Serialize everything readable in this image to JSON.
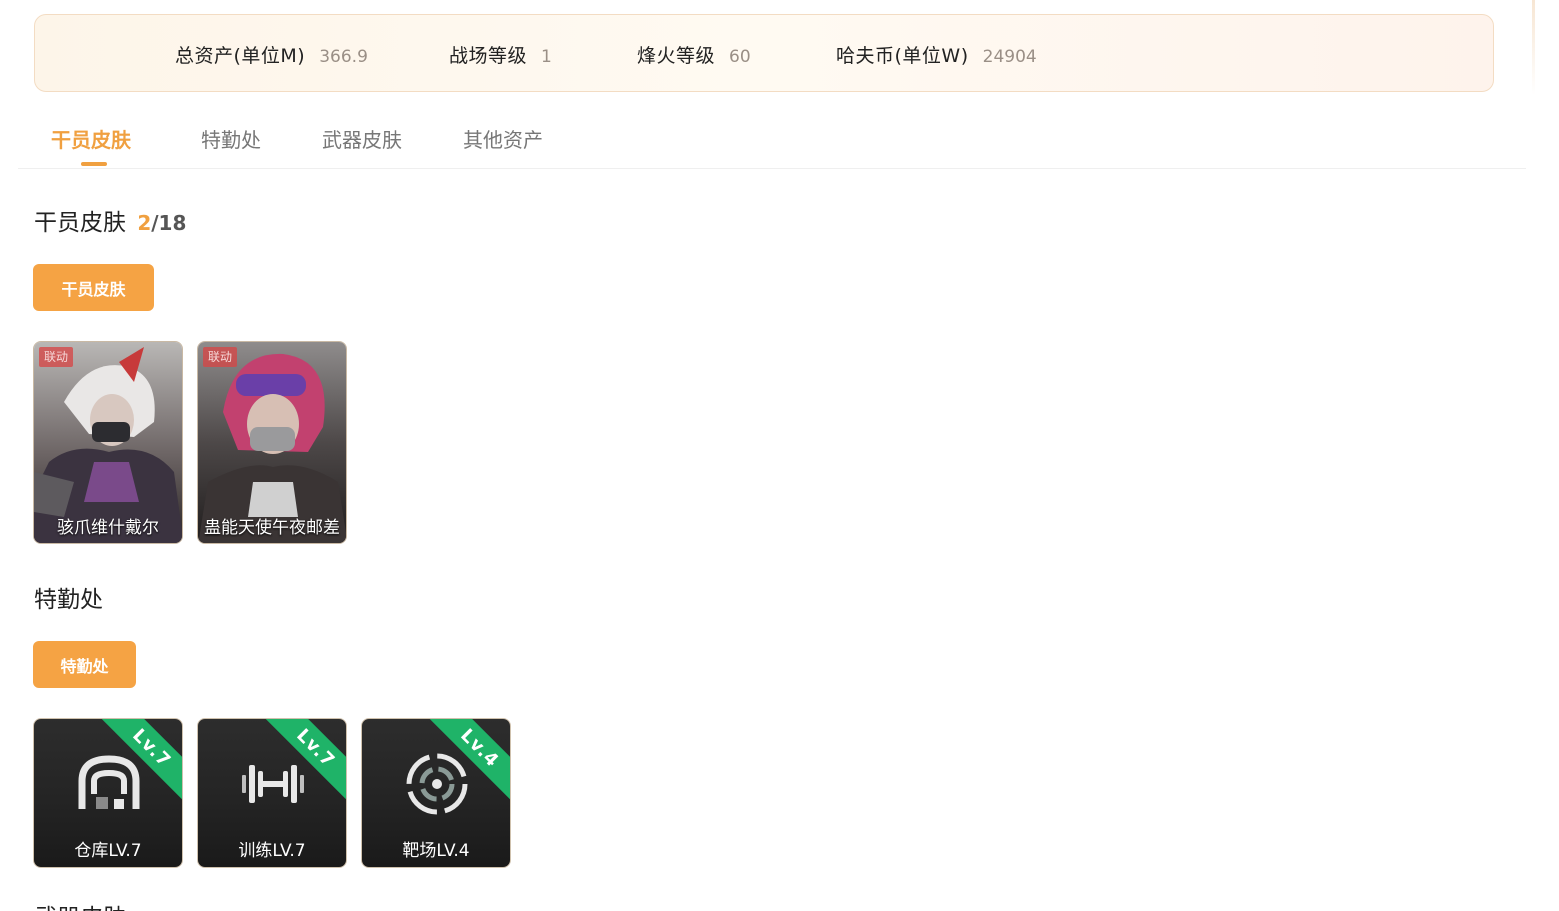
{
  "stats": [
    {
      "label": "总资产(单位M)",
      "value": "366.9"
    },
    {
      "label": "战场等级",
      "value": "1"
    },
    {
      "label": "烽火等级",
      "value": "60"
    },
    {
      "label": "哈夫币(单位W)",
      "value": "24904"
    }
  ],
  "tabs": [
    {
      "label": "干员皮肤",
      "active": true
    },
    {
      "label": "特勤处",
      "active": false
    },
    {
      "label": "武器皮肤",
      "active": false
    },
    {
      "label": "其他资产",
      "active": false
    }
  ],
  "operator_skins": {
    "title": "干员皮肤",
    "owned": "2",
    "total": "/18",
    "filter_label": "干员皮肤",
    "cards": [
      {
        "tag": "联动",
        "name": "骇爪维什戴尔"
      },
      {
        "tag": "联动",
        "name": "蛊能天使午夜邮差"
      }
    ]
  },
  "special_ops": {
    "title": "特勤处",
    "filter_label": "特勤处",
    "facilities": [
      {
        "badge": "Lv.7",
        "label": "仓库LV.7",
        "icon": "warehouse-icon"
      },
      {
        "badge": "Lv.7",
        "label": "训练LV.7",
        "icon": "dumbbell-icon"
      },
      {
        "badge": "Lv.4",
        "label": "靶场LV.4",
        "icon": "target-icon"
      }
    ]
  },
  "weapon_skins": {
    "title": "武器皮肤"
  },
  "colors": {
    "accent": "#f0a040",
    "button": "#f5a344",
    "level_ribbon": "#1fb368",
    "collab_tag": "#d64646"
  }
}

::::

Leaving the pictures aside, transcribe the entire listing exactly.

Serialize everything readable in this image to JSON.
{
  "stats": [
    {
      "label": "总资产(单位M)",
      "value": "366.9"
    },
    {
      "label": "战场等级",
      "value": "1"
    },
    {
      "label": "烽火等级",
      "value": "60"
    },
    {
      "label": "哈夫币(单位W)",
      "value": "24904"
    }
  ],
  "tabs": [
    {
      "label": "干员皮肤",
      "active": true
    },
    {
      "label": "特勤处",
      "active": false
    },
    {
      "label": "武器皮肤",
      "active": false
    },
    {
      "label": "其他资产",
      "active": false
    }
  ],
  "operator_skins": {
    "title": "干员皮肤",
    "owned": "2",
    "total": "/18",
    "filter_label": "干员皮肤",
    "cards": [
      {
        "tag": "联动",
        "name": "骇爪维什戴尔"
      },
      {
        "tag": "联动",
        "name": "蛊能天使午夜邮差"
      }
    ]
  },
  "special_ops": {
    "title": "特勤处",
    "filter_label": "特勤处",
    "facilities": [
      {
        "badge": "Lv.7",
        "label": "仓库LV.7",
        "icon": "warehouse-icon"
      },
      {
        "badge": "Lv.7",
        "label": "训练LV.7",
        "icon": "dumbbell-icon"
      },
      {
        "badge": "Lv.4",
        "label": "靶场LV.4",
        "icon": "target-icon"
      }
    ]
  },
  "weapon_skins": {
    "title": "武器皮肤"
  },
  "colors": {
    "accent": "#f0a040",
    "button": "#f5a344",
    "level_ribbon": "#1fb368",
    "collab_tag": "#d64646"
  }
}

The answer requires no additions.